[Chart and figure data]
** START **

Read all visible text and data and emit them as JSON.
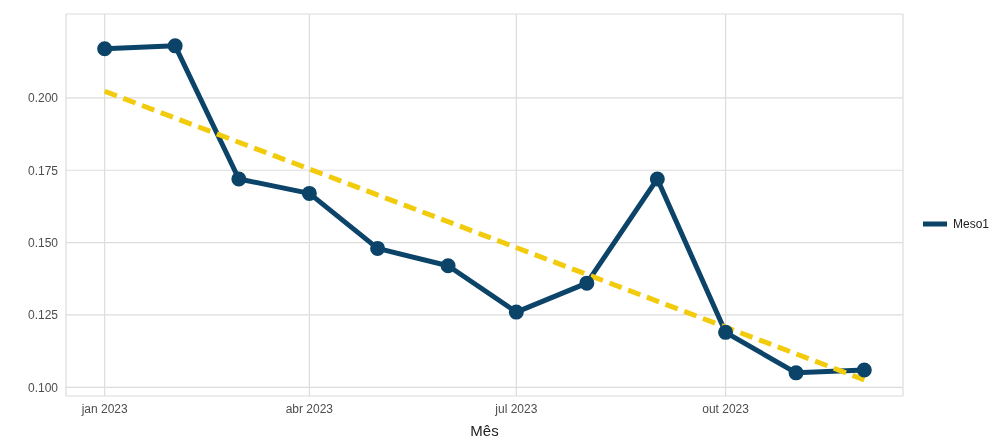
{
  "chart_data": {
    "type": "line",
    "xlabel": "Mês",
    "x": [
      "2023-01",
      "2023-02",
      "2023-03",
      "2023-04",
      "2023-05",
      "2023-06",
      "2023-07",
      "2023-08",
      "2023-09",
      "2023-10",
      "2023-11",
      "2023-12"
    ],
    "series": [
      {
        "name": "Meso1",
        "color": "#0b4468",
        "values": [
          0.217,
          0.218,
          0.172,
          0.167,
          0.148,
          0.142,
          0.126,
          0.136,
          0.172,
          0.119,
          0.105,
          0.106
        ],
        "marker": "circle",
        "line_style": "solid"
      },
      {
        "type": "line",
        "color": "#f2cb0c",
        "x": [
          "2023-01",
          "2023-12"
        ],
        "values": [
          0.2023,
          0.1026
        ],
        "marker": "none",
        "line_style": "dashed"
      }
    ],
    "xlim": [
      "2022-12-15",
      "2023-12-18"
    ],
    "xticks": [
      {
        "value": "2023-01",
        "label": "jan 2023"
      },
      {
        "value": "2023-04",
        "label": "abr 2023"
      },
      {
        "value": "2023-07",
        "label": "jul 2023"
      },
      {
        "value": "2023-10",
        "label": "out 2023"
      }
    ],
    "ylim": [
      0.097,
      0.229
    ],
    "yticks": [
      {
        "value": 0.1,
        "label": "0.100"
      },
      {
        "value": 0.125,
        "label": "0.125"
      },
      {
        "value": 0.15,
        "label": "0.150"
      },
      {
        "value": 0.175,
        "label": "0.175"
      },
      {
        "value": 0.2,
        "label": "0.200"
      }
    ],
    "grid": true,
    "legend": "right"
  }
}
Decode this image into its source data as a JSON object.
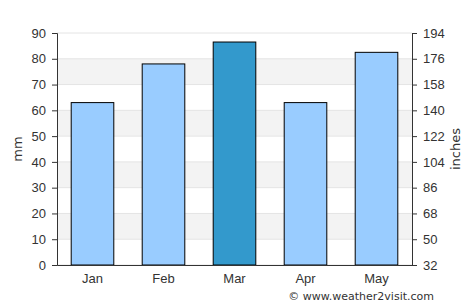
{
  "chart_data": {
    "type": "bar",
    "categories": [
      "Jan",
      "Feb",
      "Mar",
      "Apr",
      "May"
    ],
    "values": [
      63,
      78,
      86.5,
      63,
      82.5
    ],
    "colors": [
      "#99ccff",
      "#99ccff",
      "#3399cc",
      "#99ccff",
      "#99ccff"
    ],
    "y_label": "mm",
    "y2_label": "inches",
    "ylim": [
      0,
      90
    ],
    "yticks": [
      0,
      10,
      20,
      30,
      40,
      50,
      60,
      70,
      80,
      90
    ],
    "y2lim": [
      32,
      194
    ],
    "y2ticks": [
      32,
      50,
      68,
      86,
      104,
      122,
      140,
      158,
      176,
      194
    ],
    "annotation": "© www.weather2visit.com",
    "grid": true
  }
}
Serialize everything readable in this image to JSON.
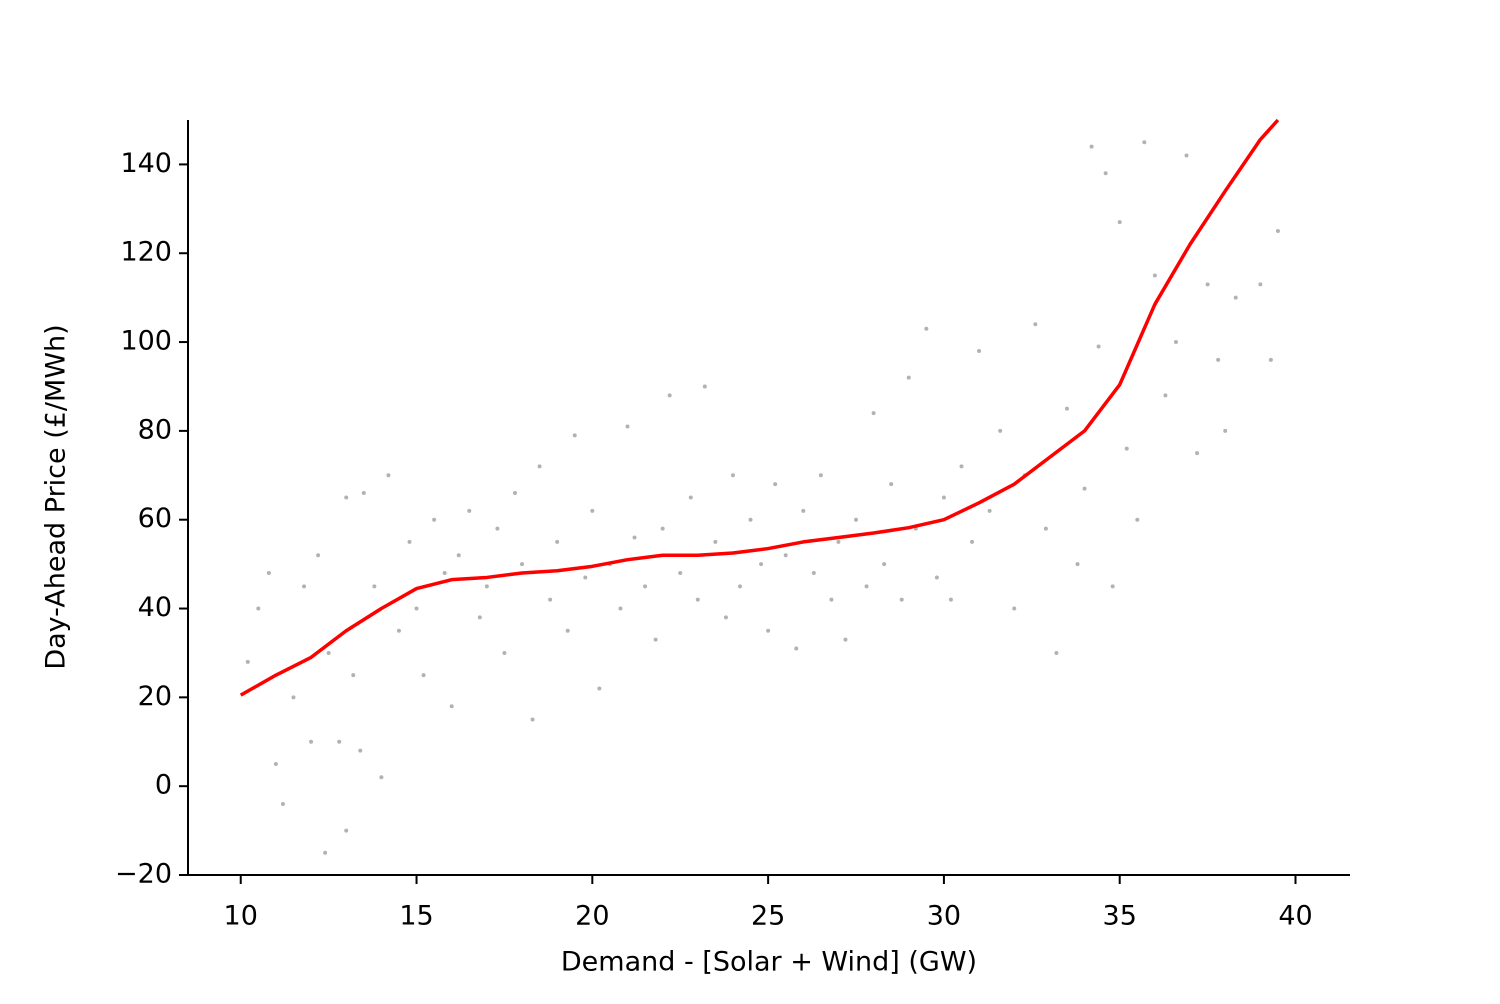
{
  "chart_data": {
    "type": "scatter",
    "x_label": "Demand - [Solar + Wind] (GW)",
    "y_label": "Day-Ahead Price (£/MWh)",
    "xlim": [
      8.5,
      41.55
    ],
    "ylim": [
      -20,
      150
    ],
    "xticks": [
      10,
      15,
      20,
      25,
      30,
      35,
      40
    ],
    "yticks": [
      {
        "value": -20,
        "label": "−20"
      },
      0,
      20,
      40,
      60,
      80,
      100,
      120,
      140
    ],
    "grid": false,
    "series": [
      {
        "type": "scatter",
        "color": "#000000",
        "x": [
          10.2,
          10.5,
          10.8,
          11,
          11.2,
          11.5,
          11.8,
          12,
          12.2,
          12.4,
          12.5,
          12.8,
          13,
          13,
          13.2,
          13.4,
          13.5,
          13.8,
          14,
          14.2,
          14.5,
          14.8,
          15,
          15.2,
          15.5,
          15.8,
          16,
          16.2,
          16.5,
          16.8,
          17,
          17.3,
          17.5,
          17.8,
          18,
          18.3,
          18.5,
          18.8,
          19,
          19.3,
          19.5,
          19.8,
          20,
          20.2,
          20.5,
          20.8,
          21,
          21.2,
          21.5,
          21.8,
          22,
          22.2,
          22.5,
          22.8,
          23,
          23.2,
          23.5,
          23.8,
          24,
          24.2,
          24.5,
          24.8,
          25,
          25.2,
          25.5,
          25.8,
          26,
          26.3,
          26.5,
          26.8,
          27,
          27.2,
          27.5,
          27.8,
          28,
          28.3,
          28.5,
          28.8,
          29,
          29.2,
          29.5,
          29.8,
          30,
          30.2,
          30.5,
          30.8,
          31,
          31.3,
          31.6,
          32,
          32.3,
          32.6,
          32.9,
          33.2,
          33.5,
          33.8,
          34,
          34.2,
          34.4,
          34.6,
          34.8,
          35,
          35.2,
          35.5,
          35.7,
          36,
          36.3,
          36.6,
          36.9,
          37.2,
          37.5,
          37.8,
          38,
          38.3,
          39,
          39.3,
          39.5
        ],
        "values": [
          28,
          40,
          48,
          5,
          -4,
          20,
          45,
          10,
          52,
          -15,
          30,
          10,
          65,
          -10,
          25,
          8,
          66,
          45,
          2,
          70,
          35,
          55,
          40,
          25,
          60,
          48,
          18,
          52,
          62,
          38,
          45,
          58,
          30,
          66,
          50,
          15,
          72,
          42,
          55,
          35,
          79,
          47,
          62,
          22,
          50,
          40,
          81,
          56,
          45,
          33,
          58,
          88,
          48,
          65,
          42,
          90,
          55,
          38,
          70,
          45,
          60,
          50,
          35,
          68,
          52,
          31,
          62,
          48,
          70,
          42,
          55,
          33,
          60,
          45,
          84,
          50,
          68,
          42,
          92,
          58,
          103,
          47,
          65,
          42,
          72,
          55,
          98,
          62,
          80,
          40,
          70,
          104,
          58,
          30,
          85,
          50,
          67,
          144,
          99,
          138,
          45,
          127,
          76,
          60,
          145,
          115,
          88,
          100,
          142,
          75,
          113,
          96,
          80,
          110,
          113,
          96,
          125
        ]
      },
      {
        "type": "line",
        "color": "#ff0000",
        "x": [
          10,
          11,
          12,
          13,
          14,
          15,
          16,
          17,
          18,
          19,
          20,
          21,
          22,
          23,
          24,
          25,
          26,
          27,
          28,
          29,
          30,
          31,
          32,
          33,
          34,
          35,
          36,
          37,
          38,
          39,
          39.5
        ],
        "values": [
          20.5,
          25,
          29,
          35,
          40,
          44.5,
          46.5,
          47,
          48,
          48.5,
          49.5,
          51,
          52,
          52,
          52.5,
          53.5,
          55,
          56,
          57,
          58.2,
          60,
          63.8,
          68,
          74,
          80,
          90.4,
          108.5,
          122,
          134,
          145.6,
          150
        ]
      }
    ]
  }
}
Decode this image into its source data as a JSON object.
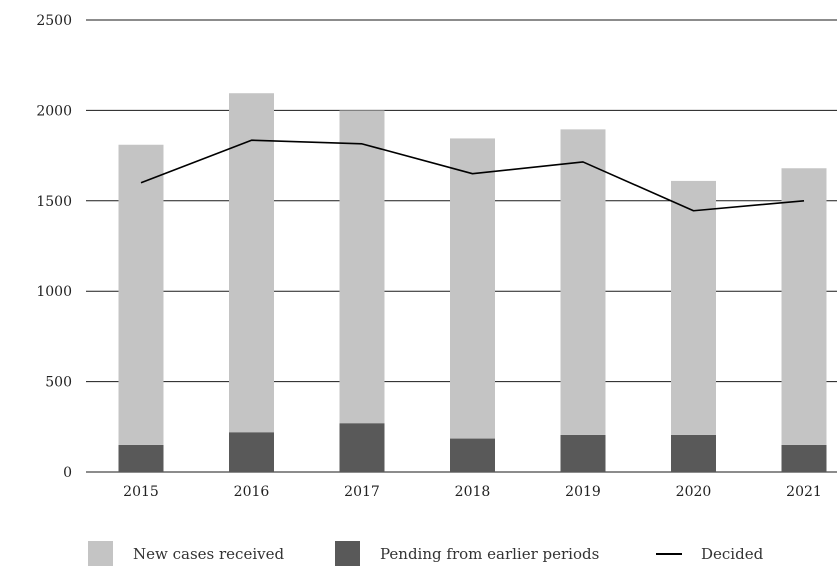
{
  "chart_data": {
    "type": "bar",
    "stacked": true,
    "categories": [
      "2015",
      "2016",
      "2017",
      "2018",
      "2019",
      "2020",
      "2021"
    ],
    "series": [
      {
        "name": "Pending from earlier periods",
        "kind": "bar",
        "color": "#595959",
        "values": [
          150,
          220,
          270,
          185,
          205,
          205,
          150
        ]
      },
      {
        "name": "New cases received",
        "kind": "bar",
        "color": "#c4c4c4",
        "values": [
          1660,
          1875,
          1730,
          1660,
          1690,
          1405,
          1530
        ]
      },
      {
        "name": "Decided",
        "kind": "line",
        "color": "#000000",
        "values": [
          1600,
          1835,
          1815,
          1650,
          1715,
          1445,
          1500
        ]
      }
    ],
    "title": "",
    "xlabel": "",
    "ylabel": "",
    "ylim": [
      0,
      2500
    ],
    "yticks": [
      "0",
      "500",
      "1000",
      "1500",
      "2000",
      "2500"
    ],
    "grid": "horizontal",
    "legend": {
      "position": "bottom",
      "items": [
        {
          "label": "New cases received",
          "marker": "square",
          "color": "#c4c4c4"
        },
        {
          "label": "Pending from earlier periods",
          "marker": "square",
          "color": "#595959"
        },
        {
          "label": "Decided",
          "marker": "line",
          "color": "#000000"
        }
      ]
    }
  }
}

** END **

→ **Given instruction**
Leave out the pictures and return every record word for word.

→ **In response**
Read all visible text and data and emit them as JSON.
{
  "chart_data": {
    "type": "line",
    "xlabel": "Mês",
    "x": [
      "2023-01",
      "2023-02",
      "2023-03",
      "2023-04",
      "2023-05",
      "2023-06",
      "2023-07",
      "2023-08",
      "2023-09",
      "2023-10",
      "2023-11",
      "2023-12"
    ],
    "series": [
      {
        "name": "Meso1",
        "color": "#0b4468",
        "values": [
          0.217,
          0.218,
          0.172,
          0.167,
          0.148,
          0.142,
          0.126,
          0.136,
          0.172,
          0.119,
          0.105,
          0.106
        ],
        "marker": "circle",
        "line_style": "solid"
      },
      {
        "type": "line",
        "color": "#f2cb0c",
        "x": [
          "2023-01",
          "2023-12"
        ],
        "values": [
          0.2023,
          0.1026
        ],
        "marker": "none",
        "line_style": "dashed"
      }
    ],
    "xlim": [
      "2022-12-15",
      "2023-12-18"
    ],
    "xticks": [
      {
        "value": "2023-01",
        "label": "jan 2023"
      },
      {
        "value": "2023-04",
        "label": "abr 2023"
      },
      {
        "value": "2023-07",
        "label": "jul 2023"
      },
      {
        "value": "2023-10",
        "label": "out 2023"
      }
    ],
    "ylim": [
      0.097,
      0.229
    ],
    "yticks": [
      {
        "value": 0.1,
        "label": "0.100"
      },
      {
        "value": 0.125,
        "label": "0.125"
      },
      {
        "value": 0.15,
        "label": "0.150"
      },
      {
        "value": 0.175,
        "label": "0.175"
      },
      {
        "value": 0.2,
        "label": "0.200"
      }
    ],
    "grid": true,
    "legend": "right"
  }
}
Decode this image into its source data as a JSON object.
{
  "chart_data": {
    "type": "bar",
    "categories": [
      "Jan",
      "Feb",
      "Mar",
      "Apr",
      "May"
    ],
    "values": [
      63,
      78,
      86.5,
      63,
      82.5
    ],
    "colors": [
      "#99ccff",
      "#99ccff",
      "#3399cc",
      "#99ccff",
      "#99ccff"
    ],
    "y_label": "mm",
    "y2_label": "inches",
    "ylim": [
      0,
      90
    ],
    "yticks": [
      0,
      10,
      20,
      30,
      40,
      50,
      60,
      70,
      80,
      90
    ],
    "y2lim": [
      32,
      194
    ],
    "y2ticks": [
      32,
      50,
      68,
      86,
      104,
      122,
      140,
      158,
      176,
      194
    ],
    "annotation": "© www.weather2visit.com",
    "grid": true
  }
}
Serialize everything readable in this image to JSON.
{
  "chart_data": {
    "type": "scatter",
    "x_label": "Demand - [Solar + Wind] (GW)",
    "y_label": "Day-Ahead Price (£/MWh)",
    "xlim": [
      8.5,
      41.55
    ],
    "ylim": [
      -20,
      150
    ],
    "xticks": [
      10,
      15,
      20,
      25,
      30,
      35,
      40
    ],
    "yticks": [
      {
        "value": -20,
        "label": "−20"
      },
      0,
      20,
      40,
      60,
      80,
      100,
      120,
      140
    ],
    "grid": false,
    "series": [
      {
        "type": "scatter",
        "color": "#000000",
        "x": [
          10.2,
          10.5,
          10.8,
          11,
          11.2,
          11.5,
          11.8,
          12,
          12.2,
          12.4,
          12.5,
          12.8,
          13,
          13,
          13.2,
          13.4,
          13.5,
          13.8,
          14,
          14.2,
          14.5,
          14.8,
          15,
          15.2,
          15.5,
          15.8,
          16,
          16.2,
          16.5,
          16.8,
          17,
          17.3,
          17.5,
          17.8,
          18,
          18.3,
          18.5,
          18.8,
          19,
          19.3,
          19.5,
          19.8,
          20,
          20.2,
          20.5,
          20.8,
          21,
          21.2,
          21.5,
          21.8,
          22,
          22.2,
          22.5,
          22.8,
          23,
          23.2,
          23.5,
          23.8,
          24,
          24.2,
          24.5,
          24.8,
          25,
          25.2,
          25.5,
          25.8,
          26,
          26.3,
          26.5,
          26.8,
          27,
          27.2,
          27.5,
          27.8,
          28,
          28.3,
          28.5,
          28.8,
          29,
          29.2,
          29.5,
          29.8,
          30,
          30.2,
          30.5,
          30.8,
          31,
          31.3,
          31.6,
          32,
          32.3,
          32.6,
          32.9,
          33.2,
          33.5,
          33.8,
          34,
          34.2,
          34.4,
          34.6,
          34.8,
          35,
          35.2,
          35.5,
          35.7,
          36,
          36.3,
          36.6,
          36.9,
          37.2,
          37.5,
          37.8,
          38,
          38.3,
          39,
          39.3,
          39.5
        ],
        "values": [
          28,
          40,
          48,
          5,
          -4,
          20,
          45,
          10,
          52,
          -15,
          30,
          10,
          65,
          -10,
          25,
          8,
          66,
          45,
          2,
          70,
          35,
          55,
          40,
          25,
          60,
          48,
          18,
          52,
          62,
          38,
          45,
          58,
          30,
          66,
          50,
          15,
          72,
          42,
          55,
          35,
          79,
          47,
          62,
          22,
          50,
          40,
          81,
          56,
          45,
          33,
          58,
          88,
          48,
          65,
          42,
          90,
          55,
          38,
          70,
          45,
          60,
          50,
          35,
          68,
          52,
          31,
          62,
          48,
          70,
          42,
          55,
          33,
          60,
          45,
          84,
          50,
          68,
          42,
          92,
          58,
          103,
          47,
          65,
          42,
          72,
          55,
          98,
          62,
          80,
          40,
          70,
          104,
          58,
          30,
          85,
          50,
          67,
          144,
          99,
          138,
          45,
          127,
          76,
          60,
          145,
          115,
          88,
          100,
          142,
          75,
          113,
          96,
          80,
          110,
          113,
          96,
          125
        ]
      },
      {
        "type": "line",
        "color": "#ff0000",
        "x": [
          10,
          11,
          12,
          13,
          14,
          15,
          16,
          17,
          18,
          19,
          20,
          21,
          22,
          23,
          24,
          25,
          26,
          27,
          28,
          29,
          30,
          31,
          32,
          33,
          34,
          35,
          36,
          37,
          38,
          39,
          39.5
        ],
        "values": [
          20.5,
          25,
          29,
          35,
          40,
          44.5,
          46.5,
          47,
          48,
          48.5,
          49.5,
          51,
          52,
          52,
          52.5,
          53.5,
          55,
          56,
          57,
          58.2,
          60,
          63.8,
          68,
          74,
          80,
          90.4,
          108.5,
          122,
          134,
          145.6,
          150
        ]
      }
    ]
  }
}
Decode this image into its source data as a JSON object.
{
  "chart_data": {
    "type": "bar",
    "stacked": true,
    "categories": [
      "2015",
      "2016",
      "2017",
      "2018",
      "2019",
      "2020",
      "2021"
    ],
    "series": [
      {
        "name": "Pending from earlier periods",
        "kind": "bar",
        "color": "#595959",
        "values": [
          150,
          220,
          270,
          185,
          205,
          205,
          150
        ]
      },
      {
        "name": "New cases received",
        "kind": "bar",
        "color": "#c4c4c4",
        "values": [
          1660,
          1875,
          1730,
          1660,
          1690,
          1405,
          1530
        ]
      },
      {
        "name": "Decided",
        "kind": "line",
        "color": "#000000",
        "values": [
          1600,
          1835,
          1815,
          1650,
          1715,
          1445,
          1500
        ]
      }
    ],
    "title": "",
    "xlabel": "",
    "ylabel": "",
    "ylim": [
      0,
      2500
    ],
    "yticks": [
      "0",
      "500",
      "1000",
      "1500",
      "2000",
      "2500"
    ],
    "grid": "horizontal",
    "legend": {
      "position": "bottom",
      "items": [
        {
          "label": "New cases received",
          "marker": "square",
          "color": "#c4c4c4"
        },
        {
          "label": "Pending from earlier periods",
          "marker": "square",
          "color": "#595959"
        },
        {
          "label": "Decided",
          "marker": "line",
          "color": "#000000"
        }
      ]
    }
  }
}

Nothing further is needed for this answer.